◆ Task prompt ◆
Return only the number of lines that hold "this".

◆ Exercise materials ◆
.....
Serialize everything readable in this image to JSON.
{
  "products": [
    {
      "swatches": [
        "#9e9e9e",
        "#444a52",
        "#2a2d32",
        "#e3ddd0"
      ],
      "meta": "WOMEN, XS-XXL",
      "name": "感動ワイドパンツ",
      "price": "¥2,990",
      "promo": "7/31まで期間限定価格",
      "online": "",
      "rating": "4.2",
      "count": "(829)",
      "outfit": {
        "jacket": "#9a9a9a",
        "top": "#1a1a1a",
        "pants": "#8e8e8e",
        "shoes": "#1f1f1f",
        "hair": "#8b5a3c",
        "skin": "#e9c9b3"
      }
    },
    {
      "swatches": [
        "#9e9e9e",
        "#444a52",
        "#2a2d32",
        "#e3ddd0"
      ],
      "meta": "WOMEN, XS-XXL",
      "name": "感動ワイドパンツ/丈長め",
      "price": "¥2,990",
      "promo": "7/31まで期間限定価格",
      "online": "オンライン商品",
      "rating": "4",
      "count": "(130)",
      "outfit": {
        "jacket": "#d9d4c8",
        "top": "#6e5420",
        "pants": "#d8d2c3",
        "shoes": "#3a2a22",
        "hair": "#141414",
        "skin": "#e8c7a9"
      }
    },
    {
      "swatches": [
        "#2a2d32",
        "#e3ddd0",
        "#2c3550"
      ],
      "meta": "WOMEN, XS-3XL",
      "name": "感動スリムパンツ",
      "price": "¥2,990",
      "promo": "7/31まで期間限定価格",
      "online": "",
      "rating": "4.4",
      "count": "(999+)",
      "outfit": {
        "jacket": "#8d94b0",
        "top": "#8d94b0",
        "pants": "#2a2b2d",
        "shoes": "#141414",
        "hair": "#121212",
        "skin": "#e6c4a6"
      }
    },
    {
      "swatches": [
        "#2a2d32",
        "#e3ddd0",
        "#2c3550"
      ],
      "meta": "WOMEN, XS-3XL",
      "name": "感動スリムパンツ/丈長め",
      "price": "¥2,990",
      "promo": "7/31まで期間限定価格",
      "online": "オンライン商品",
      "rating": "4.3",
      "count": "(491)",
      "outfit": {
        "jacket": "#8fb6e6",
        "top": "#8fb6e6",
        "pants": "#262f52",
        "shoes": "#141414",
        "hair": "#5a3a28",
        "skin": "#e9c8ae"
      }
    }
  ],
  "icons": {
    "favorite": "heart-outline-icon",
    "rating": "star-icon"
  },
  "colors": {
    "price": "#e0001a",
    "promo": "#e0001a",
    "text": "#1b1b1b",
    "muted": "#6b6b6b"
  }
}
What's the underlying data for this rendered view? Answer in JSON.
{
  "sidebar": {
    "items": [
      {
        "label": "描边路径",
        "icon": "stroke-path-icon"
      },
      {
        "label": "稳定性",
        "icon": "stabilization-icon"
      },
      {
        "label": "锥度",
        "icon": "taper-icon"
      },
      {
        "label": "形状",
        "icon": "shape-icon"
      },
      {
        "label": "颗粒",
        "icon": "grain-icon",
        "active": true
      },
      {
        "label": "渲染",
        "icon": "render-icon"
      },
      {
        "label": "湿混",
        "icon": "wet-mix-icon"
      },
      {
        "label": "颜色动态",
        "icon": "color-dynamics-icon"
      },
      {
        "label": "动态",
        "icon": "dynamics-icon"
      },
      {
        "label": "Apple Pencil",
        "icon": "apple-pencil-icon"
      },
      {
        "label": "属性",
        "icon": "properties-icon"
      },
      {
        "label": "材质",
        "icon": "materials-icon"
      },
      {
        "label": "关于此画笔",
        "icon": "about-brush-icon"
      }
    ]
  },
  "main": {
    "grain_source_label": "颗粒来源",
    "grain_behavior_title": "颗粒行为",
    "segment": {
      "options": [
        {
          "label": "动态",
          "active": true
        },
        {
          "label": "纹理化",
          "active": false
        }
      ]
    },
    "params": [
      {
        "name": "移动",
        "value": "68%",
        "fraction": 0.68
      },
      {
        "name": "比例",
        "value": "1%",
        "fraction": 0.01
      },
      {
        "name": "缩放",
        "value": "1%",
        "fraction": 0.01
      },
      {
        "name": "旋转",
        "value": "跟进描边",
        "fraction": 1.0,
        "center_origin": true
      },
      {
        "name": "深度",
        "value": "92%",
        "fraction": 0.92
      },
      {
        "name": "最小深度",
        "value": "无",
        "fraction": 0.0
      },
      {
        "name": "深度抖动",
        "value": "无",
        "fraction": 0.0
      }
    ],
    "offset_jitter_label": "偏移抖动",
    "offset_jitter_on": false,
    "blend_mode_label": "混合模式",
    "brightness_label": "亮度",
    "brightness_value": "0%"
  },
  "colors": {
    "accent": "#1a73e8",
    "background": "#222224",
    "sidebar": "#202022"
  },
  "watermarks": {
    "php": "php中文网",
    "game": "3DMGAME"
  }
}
.....
◆ Right answer ◆
2